** BEGIN Given records **

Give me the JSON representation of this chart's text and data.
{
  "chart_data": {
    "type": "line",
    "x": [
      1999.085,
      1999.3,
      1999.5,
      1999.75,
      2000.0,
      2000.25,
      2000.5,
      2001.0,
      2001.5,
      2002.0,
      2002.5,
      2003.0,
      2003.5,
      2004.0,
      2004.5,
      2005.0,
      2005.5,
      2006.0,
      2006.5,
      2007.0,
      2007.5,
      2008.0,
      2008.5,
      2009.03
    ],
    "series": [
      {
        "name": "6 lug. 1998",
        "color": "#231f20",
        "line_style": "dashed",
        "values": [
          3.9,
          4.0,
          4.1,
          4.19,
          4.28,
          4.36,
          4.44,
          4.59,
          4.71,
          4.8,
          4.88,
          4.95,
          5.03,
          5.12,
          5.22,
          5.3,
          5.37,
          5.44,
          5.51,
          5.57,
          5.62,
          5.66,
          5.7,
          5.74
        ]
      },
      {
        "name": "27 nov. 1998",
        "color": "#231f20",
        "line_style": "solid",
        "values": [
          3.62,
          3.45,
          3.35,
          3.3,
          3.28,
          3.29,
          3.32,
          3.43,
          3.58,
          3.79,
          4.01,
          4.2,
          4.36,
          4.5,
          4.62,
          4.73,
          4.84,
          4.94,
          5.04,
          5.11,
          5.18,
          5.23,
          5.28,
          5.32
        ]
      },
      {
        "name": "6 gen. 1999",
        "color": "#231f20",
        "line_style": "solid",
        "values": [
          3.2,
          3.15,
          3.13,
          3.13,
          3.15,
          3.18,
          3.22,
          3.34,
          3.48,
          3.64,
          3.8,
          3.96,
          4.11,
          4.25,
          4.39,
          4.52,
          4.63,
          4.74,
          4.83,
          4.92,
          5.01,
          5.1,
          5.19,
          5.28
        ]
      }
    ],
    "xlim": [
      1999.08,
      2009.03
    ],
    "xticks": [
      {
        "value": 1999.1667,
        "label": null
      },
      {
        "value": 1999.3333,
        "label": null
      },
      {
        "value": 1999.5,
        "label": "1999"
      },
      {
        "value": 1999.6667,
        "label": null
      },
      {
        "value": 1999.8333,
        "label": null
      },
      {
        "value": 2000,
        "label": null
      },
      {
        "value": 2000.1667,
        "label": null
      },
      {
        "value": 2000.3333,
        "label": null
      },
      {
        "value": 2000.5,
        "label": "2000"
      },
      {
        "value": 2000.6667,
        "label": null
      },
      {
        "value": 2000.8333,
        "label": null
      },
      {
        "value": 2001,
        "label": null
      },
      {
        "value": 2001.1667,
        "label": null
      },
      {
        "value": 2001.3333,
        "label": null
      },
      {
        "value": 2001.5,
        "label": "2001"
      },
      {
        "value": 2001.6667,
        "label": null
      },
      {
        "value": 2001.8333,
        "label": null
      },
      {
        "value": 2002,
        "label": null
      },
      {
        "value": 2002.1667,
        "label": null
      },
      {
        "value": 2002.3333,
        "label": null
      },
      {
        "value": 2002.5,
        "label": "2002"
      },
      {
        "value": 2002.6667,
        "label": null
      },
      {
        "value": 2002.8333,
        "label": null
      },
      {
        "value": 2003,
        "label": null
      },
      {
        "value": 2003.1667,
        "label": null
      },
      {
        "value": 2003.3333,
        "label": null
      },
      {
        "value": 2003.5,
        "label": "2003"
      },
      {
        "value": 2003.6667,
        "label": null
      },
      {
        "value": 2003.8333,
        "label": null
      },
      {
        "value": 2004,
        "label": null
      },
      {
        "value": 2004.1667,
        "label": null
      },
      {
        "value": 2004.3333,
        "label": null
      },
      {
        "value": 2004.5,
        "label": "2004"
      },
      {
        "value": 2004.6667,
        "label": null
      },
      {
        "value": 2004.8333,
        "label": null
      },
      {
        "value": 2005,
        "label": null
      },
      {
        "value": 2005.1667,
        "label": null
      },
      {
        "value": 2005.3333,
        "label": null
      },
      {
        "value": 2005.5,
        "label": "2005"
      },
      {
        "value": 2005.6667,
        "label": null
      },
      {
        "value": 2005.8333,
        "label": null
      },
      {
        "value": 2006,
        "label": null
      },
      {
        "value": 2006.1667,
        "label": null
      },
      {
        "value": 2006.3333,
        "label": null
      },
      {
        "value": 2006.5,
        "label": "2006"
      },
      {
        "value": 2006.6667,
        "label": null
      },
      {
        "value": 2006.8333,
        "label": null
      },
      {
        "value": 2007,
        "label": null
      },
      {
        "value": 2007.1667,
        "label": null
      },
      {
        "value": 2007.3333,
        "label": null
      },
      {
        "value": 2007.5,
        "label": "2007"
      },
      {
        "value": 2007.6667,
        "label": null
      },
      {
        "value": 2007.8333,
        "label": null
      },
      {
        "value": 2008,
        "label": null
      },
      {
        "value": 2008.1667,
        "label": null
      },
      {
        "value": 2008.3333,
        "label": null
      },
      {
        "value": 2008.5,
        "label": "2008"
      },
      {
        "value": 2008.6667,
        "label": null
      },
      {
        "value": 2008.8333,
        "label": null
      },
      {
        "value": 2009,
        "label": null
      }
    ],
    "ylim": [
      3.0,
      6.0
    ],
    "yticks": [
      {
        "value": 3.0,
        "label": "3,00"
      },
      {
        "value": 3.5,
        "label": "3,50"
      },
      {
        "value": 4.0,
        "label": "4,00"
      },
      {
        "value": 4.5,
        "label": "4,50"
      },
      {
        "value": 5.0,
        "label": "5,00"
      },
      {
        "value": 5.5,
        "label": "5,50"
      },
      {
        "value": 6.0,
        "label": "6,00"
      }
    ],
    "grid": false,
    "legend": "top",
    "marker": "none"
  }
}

** END Given records **

● Stated exercise: Write out all of the records above exactly as they appear.

● Answer to this exercise:
Give me the JSON representation of this chart's text and data.
{
  "chart_data": {
    "type": "line",
    "x": [
      1999.085,
      1999.3,
      1999.5,
      1999.75,
      2000.0,
      2000.25,
      2000.5,
      2001.0,
      2001.5,
      2002.0,
      2002.5,
      2003.0,
      2003.5,
      2004.0,
      2004.5,
      2005.0,
      2005.5,
      2006.0,
      2006.5,
      2007.0,
      2007.5,
      2008.0,
      2008.5,
      2009.03
    ],
    "series": [
      {
        "name": "6 lug. 1998",
        "color": "#231f20",
        "line_style": "dashed",
        "values": [
          3.9,
          4.0,
          4.1,
          4.19,
          4.28,
          4.36,
          4.44,
          4.59,
          4.71,
          4.8,
          4.88,
          4.95,
          5.03,
          5.12,
          5.22,
          5.3,
          5.37,
          5.44,
          5.51,
          5.57,
          5.62,
          5.66,
          5.7,
          5.74
        ]
      },
      {
        "name": "27 nov. 1998",
        "color": "#231f20",
        "line_style": "solid",
        "values": [
          3.62,
          3.45,
          3.35,
          3.3,
          3.28,
          3.29,
          3.32,
          3.43,
          3.58,
          3.79,
          4.01,
          4.2,
          4.36,
          4.5,
          4.62,
          4.73,
          4.84,
          4.94,
          5.04,
          5.11,
          5.18,
          5.23,
          5.28,
          5.32
        ]
      },
      {
        "name": "6 gen. 1999",
        "color": "#231f20",
        "line_style": "solid",
        "values": [
          3.2,
          3.15,
          3.13,
          3.13,
          3.15,
          3.18,
          3.22,
          3.34,
          3.48,
          3.64,
          3.8,
          3.96,
          4.11,
          4.25,
          4.39,
          4.52,
          4.63,
          4.74,
          4.83,
          4.92,
          5.01,
          5.1,
          5.19,
          5.28
        ]
      }
    ],
    "xlim": [
      1999.08,
      2009.03
    ],
    "xticks": [
      {
        "value": 1999.1667,
        "label": null
      },
      {
        "value": 1999.3333,
        "label": null
      },
      {
        "value": 1999.5,
        "label": "1999"
      },
      {
        "value": 1999.6667,
        "label": null
      },
      {
        "value": 1999.8333,
        "label": null
      },
      {
        "value": 2000,
        "label": null
      },
      {
        "value": 2000.1667,
        "label": null
      },
      {
        "value": 2000.3333,
        "label": null
      },
      {
        "value": 2000.5,
        "label": "2000"
      },
      {
        "value": 2000.6667,
        "label": null
      },
      {
        "value": 2000.8333,
        "label": null
      },
      {
        "value": 2001,
        "label": null
      },
      {
        "value": 2001.1667,
        "label": null
      },
      {
        "value": 2001.3333,
        "label": null
      },
      {
        "value": 2001.5,
        "label": "2001"
      },
      {
        "value": 2001.6667,
        "label": null
      },
      {
        "value": 2001.8333,
        "label": null
      },
      {
        "value": 2002,
        "label": null
      },
      {
        "value": 2002.1667,
        "label": null
      },
      {
        "value": 2002.3333,
        "label": null
      },
      {
        "value": 2002.5,
        "label": "2002"
      },
      {
        "value": 2002.6667,
        "label": null
      },
      {
        "value": 2002.8333,
        "label": null
      },
      {
        "value": 2003,
        "label": null
      },
      {
        "value": 2003.1667,
        "label": null
      },
      {
        "value": 2003.3333,
        "label": null
      },
      {
        "value": 2003.5,
        "label": "2003"
      },
      {
        "value": 2003.6667,
        "label": null
      },
      {
        "value": 2003.8333,
        "label": null
      },
      {
        "value": 2004,
        "label": null
      },
      {
        "value": 2004.1667,
        "label": null
      },
      {
        "value": 2004.3333,
        "label": null
      },
      {
        "value": 2004.5,
        "label": "2004"
      },
      {
        "value": 2004.6667,
        "label": null
      },
      {
        "value": 2004.8333,
        "label": null
      },
      {
        "value": 2005,
        "label": null
      },
      {
        "value": 2005.1667,
        "label": null
      },
      {
        "value": 2005.3333,
        "label": null
      },
      {
        "value": 2005.5,
        "label": "2005"
      },
      {
        "value": 2005.6667,
        "label": null
      },
      {
        "value": 2005.8333,
        "label": null
      },
      {
        "value": 2006,
        "label": null
      },
      {
        "value": 2006.1667,
        "label": null
      },
      {
        "value": 2006.3333,
        "label": null
      },
      {
        "value": 2006.5,
        "label": "2006"
      },
      {
        "value": 2006.6667,
        "label": null
      },
      {
        "value": 2006.8333,
        "label": null
      },
      {
        "value": 2007,
        "label": null
      },
      {
        "value": 2007.1667,
        "label": null
      },
      {
        "value": 2007.3333,
        "label": null
      },
      {
        "value": 2007.5,
        "label": "2007"
      },
      {
        "value": 2007.6667,
        "label": null
      },
      {
        "value": 2007.8333,
        "label": null
      },
      {
        "value": 2008,
        "label": null
      },
      {
        "value": 2008.1667,
        "label": null
      },
      {
        "value": 2008.3333,
        "label": null
      },
      {
        "value": 2008.5,
        "label": "2008"
      },
      {
        "value": 2008.6667,
        "label": null
      },
      {
        "value": 2008.8333,
        "label": null
      },
      {
        "value": 2009,
        "label": null
      }
    ],
    "ylim": [
      3.0,
      6.0
    ],
    "yticks": [
      {
        "value": 3.0,
        "label": "3,00"
      },
      {
        "value": 3.5,
        "label": "3,50"
      },
      {
        "value": 4.0,
        "label": "4,00"
      },
      {
        "value": 4.5,
        "label": "4,50"
      },
      {
        "value": 5.0,
        "label": "5,00"
      },
      {
        "value": 5.5,
        "label": "5,50"
      },
      {
        "value": 6.0,
        "label": "6,00"
      }
    ],
    "grid": false,
    "legend": "top",
    "marker": "none"
  }
}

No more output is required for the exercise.